» Problem description:
Extract the lines below word for word, from the line with "text-line: 局招聘警务辅助人员报名登记表》(附件 2)并粘贴近期" up to and including the line with "text-line: 通过维新派遣公众号公布。: [32, 1262, 956, 1302]".

Box annotation data:
— BEGIN —

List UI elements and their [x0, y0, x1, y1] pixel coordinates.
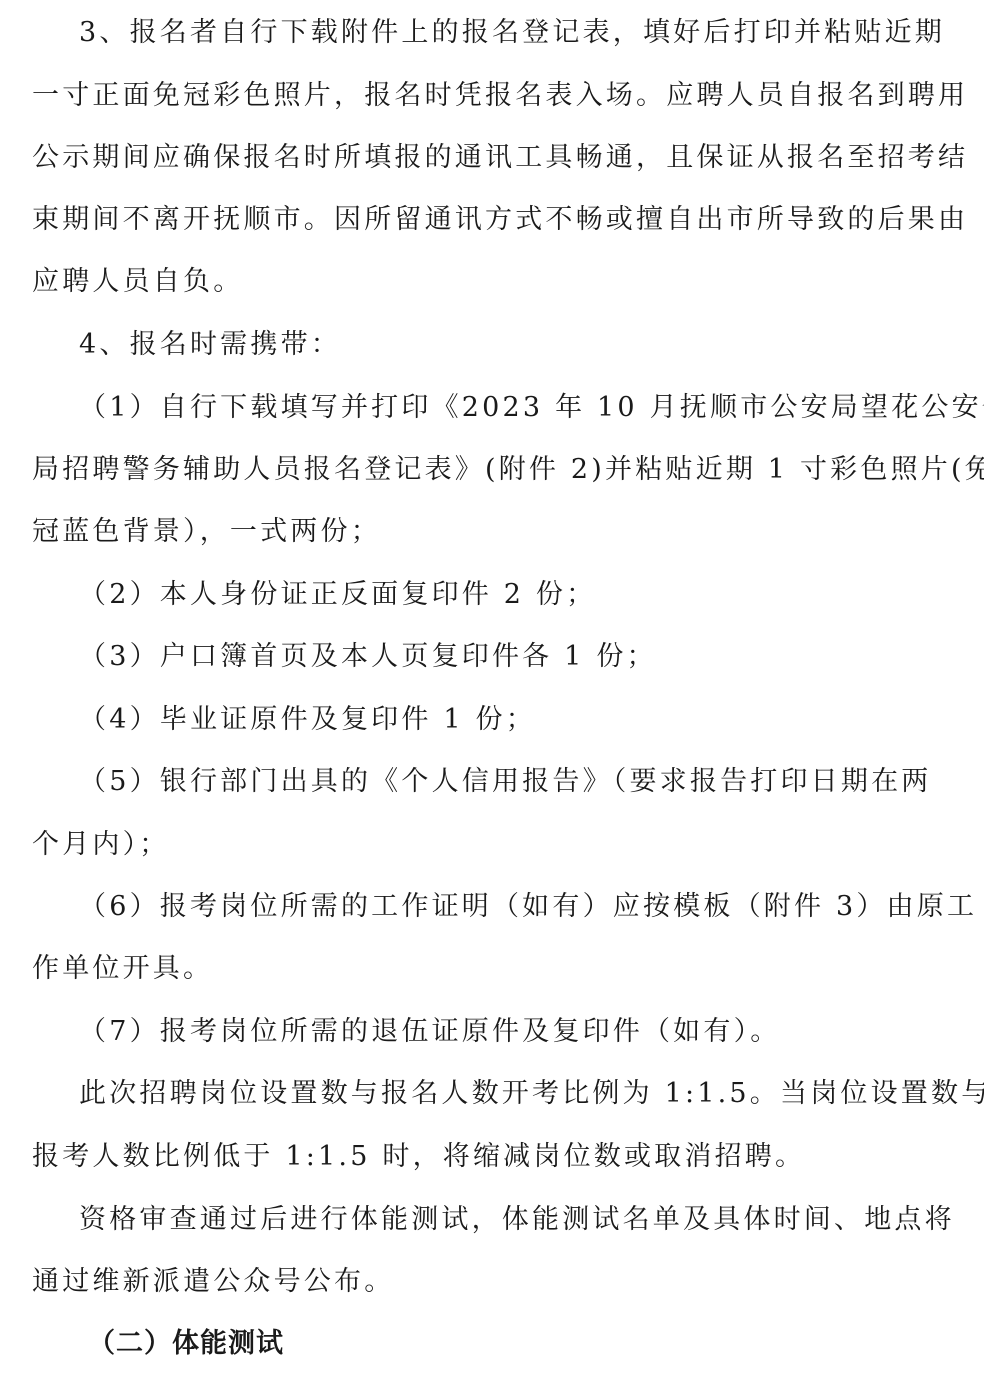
text-line: 局招聘警务辅助人员报名登记表》(附件 2)并粘贴近期 1 寸彩色照片(免: [32, 450, 956, 490]
text-line: 报考人数比例低于 1:1.5 时，将缩减岗位数或取消招聘。: [32, 1137, 956, 1177]
text-line: 一寸正面免冠彩色照片，报名时凭报名表入场。应聘人员自报名到聘用: [32, 76, 956, 116]
text-line: 束期间不离开抚顺市。因所留通讯方式不畅或擅自出市所导致的后果由: [32, 200, 956, 240]
text-line: 通过维新派遣公众号公布。: [32, 1262, 956, 1302]
text-line: 资格审查通过后进行体能测试，体能测试名单及具体时间、地点将: [79, 1200, 956, 1240]
text-line: 个月内）；: [32, 825, 956, 865]
text-line: （6）报考岗位所需的工作证明（如有）应按模板（附件 3）由原工: [79, 887, 956, 927]
text-line: 此次招聘岗位设置数与报名人数开考比例为 1:1.5。当岗位设置数与: [79, 1074, 956, 1114]
text-line: 3、报名者自行下载附件上的报名登记表，填好后打印并粘贴近期: [79, 13, 956, 53]
section-heading: （二）体能测试: [88, 1324, 956, 1364]
text-line: （7）报考岗位所需的退伍证原件及复印件（如有）。: [79, 1012, 956, 1052]
text-line: （4）毕业证原件及复印件 1 份；: [79, 700, 956, 740]
text-line: 4、报名时需携带：: [79, 325, 956, 365]
text-line: （3）户口簿首页及本人页复印件各 1 份；: [79, 637, 956, 677]
text-line: （1）自行下载填写并打印《2023 年 10 月抚顺市公安局望花公安分: [79, 388, 956, 428]
text-line: 应聘人员自负。: [32, 262, 956, 302]
text-line: 冠蓝色背景），一式两份；: [32, 512, 956, 552]
text-line: 公示期间应确保报名时所填报的通讯工具畅通，且保证从报名至招考结: [32, 138, 956, 178]
text-line: （2）本人身份证正反面复印件 2 份；: [79, 575, 956, 615]
text-line: 作单位开具。: [32, 949, 956, 989]
text-line: （5）银行部门出具的《个人信用报告》（要求报告打印日期在两: [79, 762, 956, 802]
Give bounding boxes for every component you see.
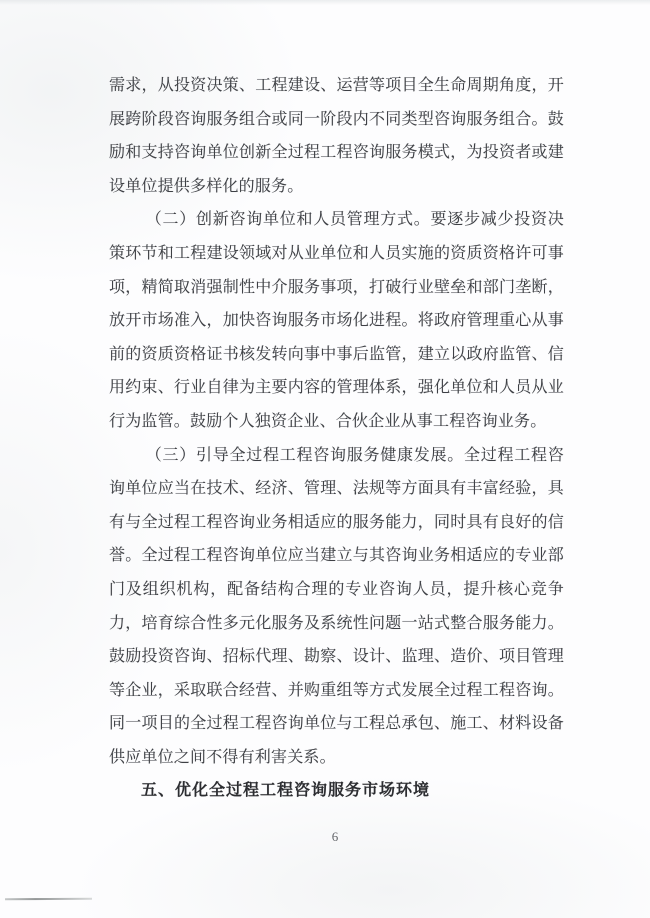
paragraph-continuation: 需求，从投资决策、工程建设、运营等项目全生命周期角度，开展跨阶段咨询服务组合或同… bbox=[109, 69, 564, 203]
paragraph-item-2: （二）创新咨询单位和人员管理方式。要逐步减少投资决策环节和工程建设领域对从业单位… bbox=[109, 203, 564, 438]
scanned-document-page: 需求，从投资决策、工程建设、运营等项目全生命周期角度，开展跨阶段咨询服务组合或同… bbox=[0, 0, 650, 918]
section-heading: 五、优化全过程工程咨询服务市场环境 bbox=[109, 774, 564, 808]
scan-artifact-line bbox=[5, 898, 92, 900]
document-body: 需求，从投资决策、工程建设、运营等项目全生命周期角度，开展跨阶段咨询服务组合或同… bbox=[109, 69, 564, 808]
paragraph-item-3: （三）引导全过程工程咨询服务健康发展。全过程工程咨询单位应当在技术、经济、管理、… bbox=[109, 439, 564, 775]
page-number: 6 bbox=[10, 829, 650, 845]
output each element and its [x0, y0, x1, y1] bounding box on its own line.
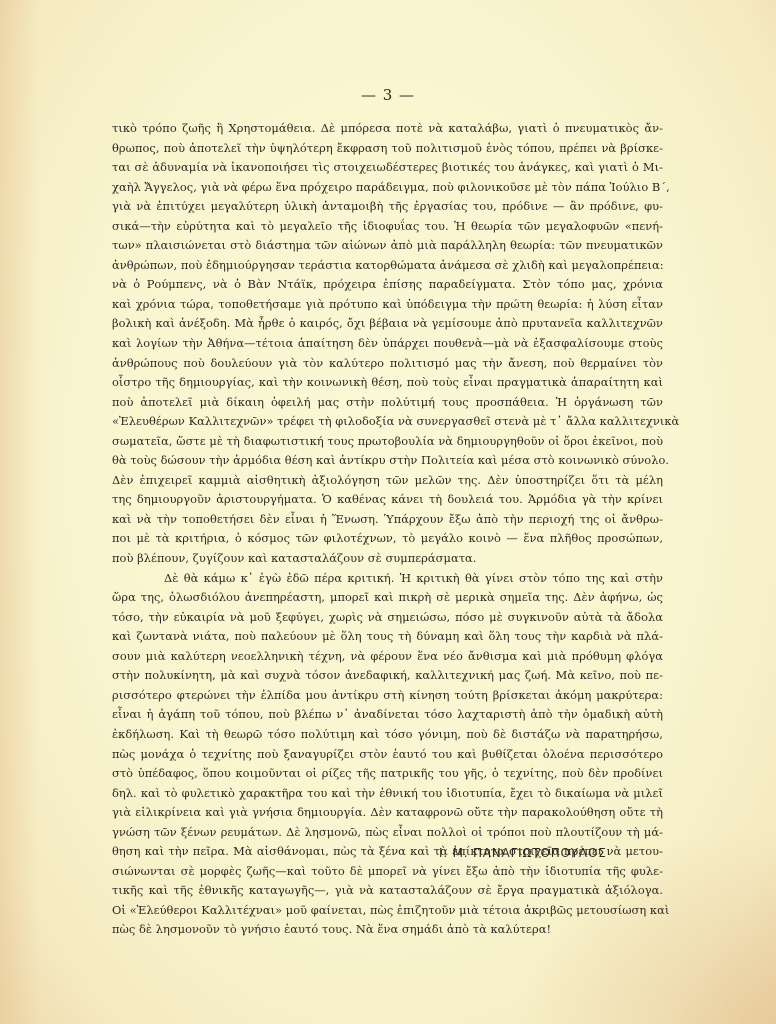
text-line: θὰ τοὺς δώσουν τὴν ἁρμόδια θέση καὶ ἀντί…: [112, 451, 663, 471]
article-body: τικὸ τρόπο ζωῆς ἢ Χρηστομάθεια. Δὲ μπόρε…: [112, 119, 663, 940]
text-line: στὸ ὑπέδαφος, ὅπου κοιμοῦνται οἱ ρίζες τ…: [112, 764, 663, 784]
text-line: ὥρα της, ὁλωσδιόλου ἀνεπηρέαστη, μπορεῖ …: [112, 588, 663, 608]
text-line: σιώνωνται σὲ μορφὲς ζωῆς—καὶ τοῦτο δὲ μπ…: [112, 862, 663, 882]
text-line: Δὲ θὰ κάμω κ᾽ ἐγὼ ἐδῶ πέρα κριτική. Ἡ κρ…: [112, 569, 663, 589]
text-line: πὼς δὲ λησμονοῦν τὸ γνήσιο ἑαυτό τους. Ν…: [112, 920, 663, 940]
text-line: σωματεῖα, ὥστε μὲ τὴ διαφωτιστική τους π…: [112, 432, 663, 452]
text-line: καὶ χρόνια τώρα, τοποθετήσαμε γιὰ πρότυπ…: [112, 295, 663, 315]
text-line: τικῆς καὶ τῆς ἐθνικῆς καταγωγῆς—, γιὰ νὰ…: [112, 881, 663, 901]
paper-edge-stain-left: [0, 0, 40, 1024]
text-line: χαὴλ Ἄγγελος, γιὰ νὰ φέρω ἕνα πρόχειρο π…: [112, 178, 663, 198]
text-line: οἶστρο τῆς δημιουργίας, καὶ τὴν κοινωνικ…: [112, 373, 663, 393]
text-line: γιὰ νὰ ἐπιτύχει μεγαλύτερη ὑλικὴ ἀνταμοι…: [112, 197, 663, 217]
text-line: καὶ λογίων τὴν Ἀθήνα—τέτοια ἀπαίτηση δὲν…: [112, 334, 663, 354]
paragraph-1: τικὸ τρόπο ζωῆς ἢ Χρηστομάθεια. Δὲ μπόρε…: [112, 119, 663, 569]
text-line: σικά—τὴν εὐρύτητα καὶ τὸ μεγαλεῖο τῆς ἰδ…: [112, 217, 663, 237]
text-line: καὶ ζωντανὰ νιάτα, ποὺ παλεύουν μὲ ὅλη τ…: [112, 627, 663, 647]
text-line: ἀνθρώπους ποὺ δουλεύουν γιὰ τὸν καλύτερο…: [112, 354, 663, 374]
text-line: δηλ. καὶ τὸ φυλετικὸ χαρακτῆρα του καὶ τ…: [112, 784, 663, 804]
text-line: της δημιουργοῦν ἀριστουργήματα. Ὁ καθένα…: [112, 490, 663, 510]
text-line: ποὺ βλέπουν, ζυγίζουν καὶ κατασταλάζουν …: [112, 549, 663, 569]
text-line: σουν μιὰ καλύτερη νεοελληνικὴ τέχνη, νὰ …: [112, 647, 663, 667]
text-line: «Ἐλευθέρων Καλλιτεχνῶν» τρέφει τὴ φιλοδο…: [112, 412, 663, 432]
text-line: ται σὲ ἀδυναμία νὰ ἱκανοποιήσει τὶς στοι…: [112, 158, 663, 178]
text-line: καὶ νὰ τὴν τοποθετήσει δὲν εἶναι ἡ Ἕνωση…: [112, 510, 663, 530]
text-line: εἶναι ἡ ἀγάπη τοῦ τόπου, ποὺ βλέπω ν᾽ ἀν…: [112, 705, 663, 725]
page-number: — 3 —: [0, 86, 776, 104]
text-line: ἐκδήλωση. Καὶ τὴ θεωρῶ τόσο πολύτιμη καὶ…: [112, 725, 663, 745]
text-line: γιὰ εἰλικρίνεια καὶ γιὰ γνήσια δημιουργί…: [112, 803, 663, 823]
text-line: πὼς μονάχα ὁ τεχνίτης ποὺ ξαναγυρίζει στ…: [112, 745, 663, 765]
author-signature: I. M. ΠΑΝΑΓΙΩΤΟΠΟΥΛΟΣ: [439, 846, 607, 860]
paragraph-2: Δὲ θὰ κάμω κ᾽ ἐγὼ ἐδῶ πέρα κριτική. Ἡ κρ…: [112, 569, 663, 940]
text-line: βολικὴ καὶ ἀνέξοδη. Μὰ ἦρθε ὁ καιρός, ὄχ…: [112, 314, 663, 334]
text-line: Δὲν ἐπιχειρεῖ καμμιὰ αἰσθητικὴ ἀξιολόγησ…: [112, 471, 663, 491]
text-line: νὰ ὁ Ρούμπενς, νὰ ὁ Βὰν Ντάϊκ, πρόχειρα …: [112, 275, 663, 295]
text-line: τικὸ τρόπο ζωῆς ἢ Χρηστομάθεια. Δὲ μπόρε…: [112, 119, 663, 139]
text-line: ρισσότερο φτερώνει τὴν ἐλπίδα μου ἀντίκρ…: [112, 686, 663, 706]
text-line: ποὺ ἀποτελεῖ μιὰ δίκαιη ὀφειλή μας στὴν …: [112, 393, 663, 413]
text-line: γνώση τῶν ξένων ρευμάτων. Δὲ λησμονῶ, πὼ…: [112, 823, 663, 843]
text-line: θρωπος, ποὺ ἀποτελεῖ τὴν ὑψηλότερη ἔκφρα…: [112, 139, 663, 159]
text-line: ἀνθρώπων, ποὺ ἐδημιούργησαν τεράστια κατ…: [112, 256, 663, 276]
text-line: Οἱ «Ἐλεύθεροι Καλλιτέχναι» μοῦ φαίνεται,…: [112, 901, 663, 921]
text-line: των» πλαισιώνεται στὸ διάστημα τῶν αἰώνω…: [112, 236, 663, 256]
text-line: τόσο, τὴν εὐκαιρία νὰ μοῦ ξεφύγει, χωρὶς…: [112, 608, 663, 628]
text-line: ποι μὲ τὰ κριτήρια, ὁ κόσμος τῶν φιλοτέχ…: [112, 529, 663, 549]
text-line: στὴν πολυκίνητη, μὰ καὶ συχνὰ τόσον ἀνεδ…: [112, 666, 663, 686]
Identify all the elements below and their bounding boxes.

— END —

» Complete answer:
text-line: 局招聘警务辅助人员报名登记表》(附件 2)并粘贴近期 1 寸彩色照片(免: [32, 450, 956, 490]
text-line: 报考人数比例低于 1:1.5 时，将缩减岗位数或取消招聘。: [32, 1137, 956, 1177]
text-line: 一寸正面免冠彩色照片，报名时凭报名表入场。应聘人员自报名到聘用: [32, 76, 956, 116]
text-line: 束期间不离开抚顺市。因所留通讯方式不畅或擅自出市所导致的后果由: [32, 200, 956, 240]
text-line: 通过维新派遣公众号公布。: [32, 1262, 956, 1302]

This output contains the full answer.